:: Written exercise ::
Check each line of the records for "重力加速度"; collect those that have it.

:: Saved entries ::
***

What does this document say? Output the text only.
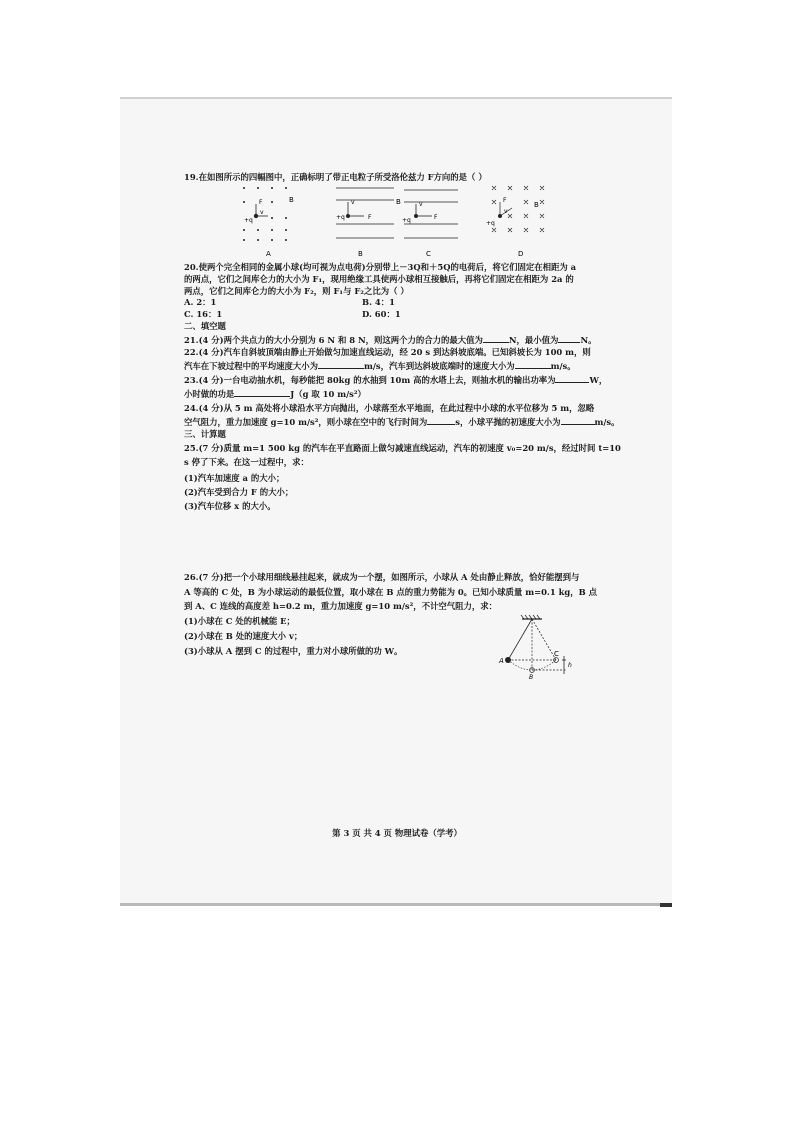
19.在如图所示的四幅图中，正确标明了带正电粒子所受洛伦兹力 F方向的是（ ）
B
+q
v
F
A
B
+q	F
v
B
+q	F
v
C
B
+q
F
v
D
20.使两个完全相同的金属小球(均可视为点电荷)分别带上－3Q和＋5Q的电荷后，将它们固定在相距为 a
的两点，它们之间库仑力的大小为 F₁，现用绝缘工具使两小球相互接触后，再将它们固定在相距为 2a 的
两点，它们之间库仑力的大小为 F₂，则 F₁与 F₂之比为（ ）
A. 2：1	B. 4：1
C. 16：1	D. 60：1
二、填空题
21.(4 分)两个共点力的大小分别为 6 N 和 8 N，则这两个力的合力的最大值为	N，最小值为	N。
22.(4 分)汽车自斜坡顶端由静止开始做匀加速直线运动，经 20 s 到达斜坡底端。已知斜坡长为 100 m，则
汽车在下坡过程中的平均速度大小为	m/s，汽车到达斜坡底端时的速度大小为	m/s。
23.(4 分)一台电动抽水机，每秒能把 80kg 的水抽到 10m 高的水塔上去，则抽水机的输出功率为	W，
小时做的功是	J（g 取 10 m/s²）
24.(4 分)从 5 m 高处将小球沿水平方向抛出，小球落至水平地面，在此过程中小球的水平位移为 5 m，忽略
空气阻力，重力加速度 g=10 m/s²，则小球在空中的飞行时间为	s，小球平抛的初速度大小为	m/s。
三、计算题
25.(7 分)质量 m=1 500 kg 的汽车在平直路面上做匀减速直线运动，汽车的初速度 v₀=20 m/s，经过时间 t=10
s 停了下来。在这一过程中，求：
(1)汽车加速度 a 的大小；
(2)汽车受到合力 F 的大小；
(3)汽车位移 x 的大小。
26.(7 分)把一个小球用细线悬挂起来，就成为一个摆，如图所示，小球从 A 处由静止释放，恰好能摆到与
A 等高的 C 处，B 为小球运动的最低位置，取小球在 B 点的重力势能为 0。已知小球质量 m=0.1 kg，B 点
到 A、C 连线的高度差 h=0.2 m，重力加速度 g=10 m/s²，不计空气阻力，求：
(1)小球在 C 处的机械能 E；
(2)小球在 B 处的速度大小 v；
(3)小球从 A 摆到 C 的过程中，重力对小球所做的功 W。
A
B
C
h
第 3 页 共 4 页 物理试卷（学考）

***

:: Solution to this problem ::
空气阻力，重力加速度 g=10 m/s²，则小球在空中的飞行时间为	s，小球平抛的初速度大小为	m/s。
到 A、C 连线的高度差 h=0.2 m，重力加速度 g=10 m/s²，不计空气阻力，求：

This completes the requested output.